→ Work to do
Reproduce all entries precisely as they are written.

→ Listed entries
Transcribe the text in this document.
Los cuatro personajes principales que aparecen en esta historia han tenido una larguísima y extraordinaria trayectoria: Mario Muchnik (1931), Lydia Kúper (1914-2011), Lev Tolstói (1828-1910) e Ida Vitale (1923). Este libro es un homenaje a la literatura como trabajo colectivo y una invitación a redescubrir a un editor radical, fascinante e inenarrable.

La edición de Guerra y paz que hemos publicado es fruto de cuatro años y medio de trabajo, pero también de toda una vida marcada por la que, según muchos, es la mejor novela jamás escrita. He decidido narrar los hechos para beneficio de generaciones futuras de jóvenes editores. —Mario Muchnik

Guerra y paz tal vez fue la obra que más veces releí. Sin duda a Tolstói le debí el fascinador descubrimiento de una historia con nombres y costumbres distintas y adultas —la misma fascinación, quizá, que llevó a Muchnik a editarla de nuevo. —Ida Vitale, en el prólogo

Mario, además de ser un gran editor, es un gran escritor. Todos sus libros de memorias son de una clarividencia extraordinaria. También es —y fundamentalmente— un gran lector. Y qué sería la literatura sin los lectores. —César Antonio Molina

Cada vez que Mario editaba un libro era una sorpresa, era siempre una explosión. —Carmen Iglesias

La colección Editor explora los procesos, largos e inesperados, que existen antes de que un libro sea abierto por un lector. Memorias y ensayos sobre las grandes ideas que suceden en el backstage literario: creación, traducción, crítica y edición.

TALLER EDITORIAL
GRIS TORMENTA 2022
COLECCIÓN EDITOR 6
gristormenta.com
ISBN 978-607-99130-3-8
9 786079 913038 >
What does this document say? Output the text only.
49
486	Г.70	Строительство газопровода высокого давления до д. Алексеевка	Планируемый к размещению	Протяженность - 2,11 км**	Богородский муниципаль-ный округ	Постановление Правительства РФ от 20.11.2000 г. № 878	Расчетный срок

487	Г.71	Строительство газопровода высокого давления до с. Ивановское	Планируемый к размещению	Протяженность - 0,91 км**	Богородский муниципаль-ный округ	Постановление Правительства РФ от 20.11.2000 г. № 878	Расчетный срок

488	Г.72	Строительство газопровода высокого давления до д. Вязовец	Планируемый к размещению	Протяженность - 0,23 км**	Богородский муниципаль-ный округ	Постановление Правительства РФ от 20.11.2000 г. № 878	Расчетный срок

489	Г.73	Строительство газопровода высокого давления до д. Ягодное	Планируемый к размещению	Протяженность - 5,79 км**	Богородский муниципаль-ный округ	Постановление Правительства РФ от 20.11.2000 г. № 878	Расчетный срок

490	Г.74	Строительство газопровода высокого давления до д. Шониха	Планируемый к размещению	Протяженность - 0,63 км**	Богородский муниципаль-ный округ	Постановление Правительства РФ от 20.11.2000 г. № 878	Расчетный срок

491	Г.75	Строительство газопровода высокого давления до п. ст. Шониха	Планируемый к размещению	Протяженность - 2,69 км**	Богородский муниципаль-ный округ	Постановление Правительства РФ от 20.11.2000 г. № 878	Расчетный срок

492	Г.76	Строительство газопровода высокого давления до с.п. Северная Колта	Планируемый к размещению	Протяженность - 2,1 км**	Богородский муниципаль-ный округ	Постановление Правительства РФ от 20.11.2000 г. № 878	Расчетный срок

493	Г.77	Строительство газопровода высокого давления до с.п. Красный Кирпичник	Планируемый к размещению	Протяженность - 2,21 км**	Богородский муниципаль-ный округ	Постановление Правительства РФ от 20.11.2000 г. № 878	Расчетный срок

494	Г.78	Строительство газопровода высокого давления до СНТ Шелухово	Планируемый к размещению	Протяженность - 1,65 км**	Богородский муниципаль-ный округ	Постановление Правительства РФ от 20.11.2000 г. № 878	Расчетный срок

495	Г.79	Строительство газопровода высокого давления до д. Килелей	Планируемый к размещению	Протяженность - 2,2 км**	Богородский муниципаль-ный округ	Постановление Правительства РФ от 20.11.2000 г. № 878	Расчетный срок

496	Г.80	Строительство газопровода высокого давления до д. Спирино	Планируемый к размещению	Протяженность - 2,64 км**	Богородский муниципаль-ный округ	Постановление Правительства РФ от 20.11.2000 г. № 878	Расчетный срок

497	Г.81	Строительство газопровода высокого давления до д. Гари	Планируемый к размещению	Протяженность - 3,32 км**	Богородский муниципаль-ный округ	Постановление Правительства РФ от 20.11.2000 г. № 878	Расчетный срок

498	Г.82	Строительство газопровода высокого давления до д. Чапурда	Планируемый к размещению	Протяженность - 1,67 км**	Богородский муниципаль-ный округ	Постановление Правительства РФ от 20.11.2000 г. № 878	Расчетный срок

→ Solved exercise
Transcribe the text in this document.
Los cuatro personajes principales que aparecen en esta historia han tenido una larguísima y extraordinaria trayectoria: Mario Muchnik (1931), Lydia Kúper (1914-2011), Lev Tolstói (1828-1910) e Ida Vitale (1923). Este libro es un homenaje a la literatura como trabajo colectivo y una invitación a redescubrir a un editor radical, fascinante e inenarrable.

La edición de Guerra y paz que hemos publicado es fruto de cuatro años y medio de trabajo, pero también de toda una vida marcada por la que, según muchos, es la mejor novela jamás escrita. He decidido narrar los hechos para beneficio de generaciones futuras de jóvenes editores. —Mario Muchnik

Guerra y paz tal vez fue la obra que más veces releí. Sin duda a Tolstói le debí el fascinador descubrimiento de una historia con nombres y costumbres distintas y adultas —la misma fascinación, quizá, que llevó a Muchnik a editarla de nuevo. —Ida Vitale, en el prólogo

Mario, además de ser un gran editor, es un gran escritor. Todos sus libros de memorias son de una clarividencia extraordinaria. También es —y fundamentalmente— un gran lector. Y qué sería la literatura sin los lectores. —César Antonio Molina

Cada vez que Mario editaba un libro era una sorpresa, era siempre una explosión. —Carmen Iglesias

La colección Editor explora los procesos, largos e inesperados, que existen antes de que un libro sea abierto por un lector. Memorias y ensayos sobre las grandes ideas que suceden en el backstage literario: creación, traducción, crítica y edición.

TALLER EDITORIAL
GRIS TORMENTA 2022
COLECCIÓN EDITOR 6
gristormenta.com
ISBN 978-607-99130-3-8
9 786079 913038 >
What does this document say? Output the text only.
49
486	Г.70	Строительство газопровода высокого давления до д. Алексеевка	Планируемый к размещению	Протяженность - 2,11 км**	Богородский муниципаль-ный округ	Постановление Правительства РФ от 20.11.2000 г. № 878	Расчетный срок

487	Г.71	Строительство газопровода высокого давления до с. Ивановское	Планируемый к размещению	Протяженность - 0,91 км**	Богородский муниципаль-ный округ	Постановление Правительства РФ от 20.11.2000 г. № 878	Расчетный срок

488	Г.72	Строительство газопровода высокого давления до д. Вязовец	Планируемый к размещению	Протяженность - 0,23 км**	Богородский муниципаль-ный округ	Постановление Правительства РФ от 20.11.2000 г. № 878	Расчетный срок

489	Г.73	Строительство газопровода высокого давления до д. Ягодное	Планируемый к размещению	Протяженность - 5,79 км**	Богородский муниципаль-ный округ	Постановление Правительства РФ от 20.11.2000 г. № 878	Расчетный срок

490	Г.74	Строительство газопровода высокого давления до д. Шониха	Планируемый к размещению	Протяженность - 0,63 км**	Богородский муниципаль-ный округ	Постановление Правительства РФ от 20.11.2000 г. № 878	Расчетный срок

491	Г.75	Строительство газопровода высокого давления до п. ст. Шониха	Планируемый к размещению	Протяженность - 2,69 км**	Богородский муниципаль-ный округ	Постановление Правительства РФ от 20.11.2000 г. № 878	Расчетный срок

492	Г.76	Строительство газопровода высокого давления до с.п. Северная Колта	Планируемый к размещению	Протяженность - 2,1 км**	Богородский муниципаль-ный округ	Постановление Правительства РФ от 20.11.2000 г. № 878	Расчетный срок

493	Г.77	Строительство газопровода высокого давления до с.п. Красный Кирпичник	Планируемый к размещению	Протяженность - 2,21 км**	Богородский муниципаль-ный округ	Постановление Правительства РФ от 20.11.2000 г. № 878	Расчетный срок

494	Г.78	Строительство газопровода высокого давления до СНТ Шелухово	Планируемый к размещению	Протяженность - 1,65 км**	Богородский муниципаль-ный округ	Постановление Правительства РФ от 20.11.2000 г. № 878	Расчетный срок

495	Г.79	Строительство газопровода высокого давления до д. Килелей	Планируемый к размещению	Протяженность - 2,2 км**	Богородский муниципаль-ный округ	Постановление Правительства РФ от 20.11.2000 г. № 878	Расчетный срок

496	Г.80	Строительство газопровода высокого давления до д. Спирино	Планируемый к размещению	Протяженность - 2,64 км**	Богородский муниципаль-ный округ	Постановление Правительства РФ от 20.11.2000 г. № 878	Расчетный срок

497	Г.81	Строительство газопровода высокого давления до д. Гари	Планируемый к размещению	Протяженность - 3,32 км**	Богородский муниципаль-ный округ	Постановление Правительства РФ от 20.11.2000 г. № 878	Расчетный срок

498	Г.82	Строительство газопровода высокого давления до д. Чапурда	Планируемый к размещению	Протяженность - 1,67 км**	Богородский муниципаль-ный округ	Постановление Правительства РФ от 20.11.2000 г. № 878	Расчетный срок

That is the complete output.